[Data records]
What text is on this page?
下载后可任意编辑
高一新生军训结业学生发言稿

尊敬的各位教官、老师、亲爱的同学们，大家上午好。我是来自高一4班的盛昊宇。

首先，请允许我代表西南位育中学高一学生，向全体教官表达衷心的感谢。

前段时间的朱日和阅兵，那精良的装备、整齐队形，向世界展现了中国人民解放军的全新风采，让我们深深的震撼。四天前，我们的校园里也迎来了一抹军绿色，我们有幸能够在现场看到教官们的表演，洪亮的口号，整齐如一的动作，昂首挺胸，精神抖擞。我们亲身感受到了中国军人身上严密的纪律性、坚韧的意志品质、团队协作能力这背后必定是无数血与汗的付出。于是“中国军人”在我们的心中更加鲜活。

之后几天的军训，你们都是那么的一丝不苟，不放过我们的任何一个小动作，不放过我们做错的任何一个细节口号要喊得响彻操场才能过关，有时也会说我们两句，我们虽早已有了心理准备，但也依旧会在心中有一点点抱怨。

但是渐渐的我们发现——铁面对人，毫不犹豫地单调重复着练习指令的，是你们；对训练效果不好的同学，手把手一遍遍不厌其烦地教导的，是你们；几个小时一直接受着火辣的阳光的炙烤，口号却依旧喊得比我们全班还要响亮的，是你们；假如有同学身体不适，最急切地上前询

## SET PROBLEM
Extract every record. Keep wording exact.

## ANSWER TO THE EXERCISE
What text is on this page?
下载后可任意编辑
高一新生军训结业学生发言稿

尊敬的各位教官、老师、亲爱的同学们，大家上午好。我是来自高一4班的盛昊宇。

首先，请允许我代表西南位育中学高一学生，向全体教官表达衷心的感谢。

前段时间的朱日和阅兵，那精良的装备、整齐队形，向世界展现了中国人民解放军的全新风采，让我们深深的震撼。四天前，我们的校园里也迎来了一抹军绿色，我们有幸能够在现场看到教官们的表演，洪亮的口号，整齐如一的动作，昂首挺胸，精神抖擞。我们亲身感受到了中国军人身上严密的纪律性、坚韧的意志品质、团队协作能力这背后必定是无数血与汗的付出。于是“中国军人”在我们的心中更加鲜活。

之后几天的军训，你们都是那么的一丝不苟，不放过我们的任何一个小动作，不放过我们做错的任何一个细节口号要喊得响彻操场才能过关，有时也会说我们两句，我们虽早已有了心理准备，但也依旧会在心中有一点点抱怨。

但是渐渐的我们发现——铁面对人，毫不犹豫地单调重复着练习指令的，是你们；对训练效果不好的同学，手把手一遍遍不厌其烦地教导的，是你们；几个小时一直接受着火辣的阳光的炙烤，口号却依旧喊得比我们全班还要响亮的，是你们；假如有同学身体不适，最急切地上前询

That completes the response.